» Problem A: In the Howie Kendrick article, what batting average did Kendrick finish with for the Los Angeles Angels last year?
» Problem B: Return the part of the Howie Kendrick article that begins at the words "In Los Angeles, Kendrick" and stops after "then mentally blocked.".

» Passage shown:
● ● ● ●
Don't let anyone tell you there are "no ties in baseball." Howie Kendrick of the Salt Lake Bees establishes strong ties wherever he ends up.

And in recent years, the Florida native has been ending up in Utah.

"My wife (the former Jody Jensen) grew up in Payson," he says. "Her uncles still live there. Melba Penrod was her grandmother. Her mom is a Holdman."

Spoken like a lifelong Utahn.

Kendrick also stays in touch with Chuck and Melanie Barber and their boys in Orem. He lived with them in 2003 when he played rookie ball in Provo. He even stayed one winter to work at the Barber Brothers dealership. Now, when his wife's in Arizona and he gets tired of pizza, he'll drop down for a meal and conversation.

"They do a good job of cooking," he says. "Roasted chicken, pork tenderloin. I like hanging out with them."

Still, for Howie Kendrick, coming back to Utah has been bittersweet. He enjoys seeing people here. But being "sent down" is always tough. He clawed his way up through the Angel organization, playing for Provo and then the Bees. Last year, despite two bedeviling injuries, he ended up batting .306 for the Los Angeles Angels and was being hailed as a future batting champ. Most baseball annuals picked him to have a breakout year in 2009. But it didn't happen. He struggled early. Finally, the Angels sent him back to Salt Lake City to work things out.

"I think I've proven I can play at that level," he says. "But they wanted me to find myself again. So I'm just trying to put together some quality at-bats and help the team win. That will help me as a player. I think winning is the key to the whole puzzle."

And playing professional baseball can be a puzzle.

In Los Angeles, Kendrick had a dozen voices telling him what he needed to do to find his stroke. As the pressure mounted, he found himself getting confused, then mentally blocked.

Now, back with the Bees, he says he's "getting back in touch with the player I am."

Teammates and coaches in Salt Lake City have also played things just right. Coach Jim Eppard hasn't lectured or scolded but offers simple suggestions.
● ● ● ●
» Records:
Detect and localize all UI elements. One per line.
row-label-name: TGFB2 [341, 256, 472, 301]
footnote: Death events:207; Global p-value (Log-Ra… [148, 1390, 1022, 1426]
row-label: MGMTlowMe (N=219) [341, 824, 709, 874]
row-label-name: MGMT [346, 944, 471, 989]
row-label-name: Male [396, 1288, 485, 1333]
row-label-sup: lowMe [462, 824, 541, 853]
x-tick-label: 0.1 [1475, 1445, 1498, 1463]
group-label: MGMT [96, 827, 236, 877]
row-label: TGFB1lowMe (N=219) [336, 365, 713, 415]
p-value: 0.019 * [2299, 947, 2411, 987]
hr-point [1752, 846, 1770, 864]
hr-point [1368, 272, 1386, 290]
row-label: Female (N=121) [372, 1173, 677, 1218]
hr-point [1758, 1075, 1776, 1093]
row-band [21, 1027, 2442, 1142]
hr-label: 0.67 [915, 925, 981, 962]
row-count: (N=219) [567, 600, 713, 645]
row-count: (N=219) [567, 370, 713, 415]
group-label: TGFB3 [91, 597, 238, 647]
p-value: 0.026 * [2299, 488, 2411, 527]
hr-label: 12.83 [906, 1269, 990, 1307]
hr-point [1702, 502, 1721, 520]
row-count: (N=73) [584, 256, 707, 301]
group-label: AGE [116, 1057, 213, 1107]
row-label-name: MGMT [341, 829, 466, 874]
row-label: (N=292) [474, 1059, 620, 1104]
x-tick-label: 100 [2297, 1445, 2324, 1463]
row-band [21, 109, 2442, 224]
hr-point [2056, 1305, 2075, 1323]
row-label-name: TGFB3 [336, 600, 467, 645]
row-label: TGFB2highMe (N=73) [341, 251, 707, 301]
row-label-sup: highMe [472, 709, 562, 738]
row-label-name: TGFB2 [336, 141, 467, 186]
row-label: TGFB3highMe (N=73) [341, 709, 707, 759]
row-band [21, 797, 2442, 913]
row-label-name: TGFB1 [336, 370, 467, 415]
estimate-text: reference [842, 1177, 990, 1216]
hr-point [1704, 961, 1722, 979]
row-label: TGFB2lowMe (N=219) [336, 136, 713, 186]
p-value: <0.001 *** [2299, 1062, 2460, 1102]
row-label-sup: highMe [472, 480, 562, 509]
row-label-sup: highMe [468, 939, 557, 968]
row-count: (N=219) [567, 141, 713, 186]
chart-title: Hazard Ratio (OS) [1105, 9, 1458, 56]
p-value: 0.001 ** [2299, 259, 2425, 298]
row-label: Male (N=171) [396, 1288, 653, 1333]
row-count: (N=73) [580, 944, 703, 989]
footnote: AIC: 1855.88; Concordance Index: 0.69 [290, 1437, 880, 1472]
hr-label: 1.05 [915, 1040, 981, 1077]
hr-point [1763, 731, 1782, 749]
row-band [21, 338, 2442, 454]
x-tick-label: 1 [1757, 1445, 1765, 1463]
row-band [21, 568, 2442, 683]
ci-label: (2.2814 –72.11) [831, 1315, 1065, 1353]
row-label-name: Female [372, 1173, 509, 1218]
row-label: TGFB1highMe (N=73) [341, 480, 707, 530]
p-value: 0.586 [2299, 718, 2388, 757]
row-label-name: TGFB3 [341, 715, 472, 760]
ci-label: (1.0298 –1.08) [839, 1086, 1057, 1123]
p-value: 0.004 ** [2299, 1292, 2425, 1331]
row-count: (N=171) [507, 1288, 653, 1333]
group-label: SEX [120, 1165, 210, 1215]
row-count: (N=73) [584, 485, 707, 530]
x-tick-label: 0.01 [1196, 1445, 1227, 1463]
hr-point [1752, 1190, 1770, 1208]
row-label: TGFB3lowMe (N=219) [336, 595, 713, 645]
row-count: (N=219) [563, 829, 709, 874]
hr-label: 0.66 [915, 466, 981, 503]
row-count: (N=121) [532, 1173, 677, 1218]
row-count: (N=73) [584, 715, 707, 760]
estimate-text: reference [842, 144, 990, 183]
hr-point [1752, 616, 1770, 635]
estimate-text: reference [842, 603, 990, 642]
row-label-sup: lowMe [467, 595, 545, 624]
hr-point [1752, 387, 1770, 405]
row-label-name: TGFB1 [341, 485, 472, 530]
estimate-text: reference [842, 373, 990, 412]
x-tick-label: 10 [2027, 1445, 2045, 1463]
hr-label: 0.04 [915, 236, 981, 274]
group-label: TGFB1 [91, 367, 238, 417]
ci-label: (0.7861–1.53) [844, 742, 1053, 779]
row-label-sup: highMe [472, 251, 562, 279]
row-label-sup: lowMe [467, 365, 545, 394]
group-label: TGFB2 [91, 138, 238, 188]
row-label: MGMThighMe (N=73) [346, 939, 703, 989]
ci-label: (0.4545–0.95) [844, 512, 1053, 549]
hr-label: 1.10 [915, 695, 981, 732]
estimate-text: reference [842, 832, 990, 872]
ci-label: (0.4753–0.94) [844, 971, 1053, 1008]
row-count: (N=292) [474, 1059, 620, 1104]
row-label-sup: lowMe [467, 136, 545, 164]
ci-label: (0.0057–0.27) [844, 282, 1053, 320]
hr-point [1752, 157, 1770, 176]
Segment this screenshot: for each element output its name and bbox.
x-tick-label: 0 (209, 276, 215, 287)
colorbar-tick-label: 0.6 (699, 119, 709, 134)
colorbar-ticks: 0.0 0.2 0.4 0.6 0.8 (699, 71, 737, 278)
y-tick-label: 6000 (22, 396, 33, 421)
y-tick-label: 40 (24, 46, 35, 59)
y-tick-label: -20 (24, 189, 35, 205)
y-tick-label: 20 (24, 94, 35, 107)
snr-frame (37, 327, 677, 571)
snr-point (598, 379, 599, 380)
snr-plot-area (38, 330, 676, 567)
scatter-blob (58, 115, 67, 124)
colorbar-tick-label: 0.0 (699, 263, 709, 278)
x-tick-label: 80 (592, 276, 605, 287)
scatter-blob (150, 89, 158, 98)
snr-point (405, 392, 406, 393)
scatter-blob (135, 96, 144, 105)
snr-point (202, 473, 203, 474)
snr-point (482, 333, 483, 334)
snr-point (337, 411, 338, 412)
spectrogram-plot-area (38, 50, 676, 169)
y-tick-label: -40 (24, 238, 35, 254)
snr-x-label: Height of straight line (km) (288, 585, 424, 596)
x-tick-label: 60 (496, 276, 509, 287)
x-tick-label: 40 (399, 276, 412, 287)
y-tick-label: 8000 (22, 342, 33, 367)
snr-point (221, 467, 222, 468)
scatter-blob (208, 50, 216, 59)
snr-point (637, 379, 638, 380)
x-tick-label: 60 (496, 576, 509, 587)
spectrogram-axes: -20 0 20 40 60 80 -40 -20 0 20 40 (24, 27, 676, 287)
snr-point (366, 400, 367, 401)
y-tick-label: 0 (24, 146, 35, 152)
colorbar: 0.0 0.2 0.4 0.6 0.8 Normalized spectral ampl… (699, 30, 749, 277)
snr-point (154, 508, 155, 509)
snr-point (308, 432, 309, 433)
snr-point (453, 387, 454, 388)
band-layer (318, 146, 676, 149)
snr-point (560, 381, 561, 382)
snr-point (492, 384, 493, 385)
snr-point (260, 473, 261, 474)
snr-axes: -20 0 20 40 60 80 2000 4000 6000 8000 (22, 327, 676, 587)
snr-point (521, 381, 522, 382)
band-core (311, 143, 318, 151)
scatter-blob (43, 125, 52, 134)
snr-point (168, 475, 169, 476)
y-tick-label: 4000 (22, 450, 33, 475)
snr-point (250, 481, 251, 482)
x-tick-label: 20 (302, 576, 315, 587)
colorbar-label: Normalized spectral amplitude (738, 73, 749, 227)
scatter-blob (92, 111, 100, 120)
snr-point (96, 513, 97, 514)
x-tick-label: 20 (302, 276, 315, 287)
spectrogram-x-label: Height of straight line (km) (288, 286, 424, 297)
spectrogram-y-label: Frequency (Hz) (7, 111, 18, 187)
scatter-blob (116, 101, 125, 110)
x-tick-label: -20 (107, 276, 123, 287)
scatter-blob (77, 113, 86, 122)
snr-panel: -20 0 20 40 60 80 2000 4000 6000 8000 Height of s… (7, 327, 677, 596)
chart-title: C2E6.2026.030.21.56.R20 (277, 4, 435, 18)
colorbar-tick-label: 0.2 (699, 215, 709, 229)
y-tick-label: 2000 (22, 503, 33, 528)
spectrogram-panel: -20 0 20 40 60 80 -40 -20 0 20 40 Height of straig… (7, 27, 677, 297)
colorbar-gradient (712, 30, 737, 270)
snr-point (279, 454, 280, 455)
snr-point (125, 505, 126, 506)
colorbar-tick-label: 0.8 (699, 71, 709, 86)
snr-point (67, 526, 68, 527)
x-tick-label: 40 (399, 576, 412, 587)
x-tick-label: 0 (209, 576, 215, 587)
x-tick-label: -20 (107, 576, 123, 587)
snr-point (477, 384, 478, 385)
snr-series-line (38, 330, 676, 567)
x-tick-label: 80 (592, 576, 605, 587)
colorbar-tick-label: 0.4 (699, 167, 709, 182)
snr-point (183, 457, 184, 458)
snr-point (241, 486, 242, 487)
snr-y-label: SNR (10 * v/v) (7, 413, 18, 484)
● ● ● ●
» Written response A: .306

» Written response B:
In Los Angeles, Kendrick had a dozen voices telling him what he needed to do to find his stroke. As the pressure mounted, he found himself getting confused, then mentally blocked.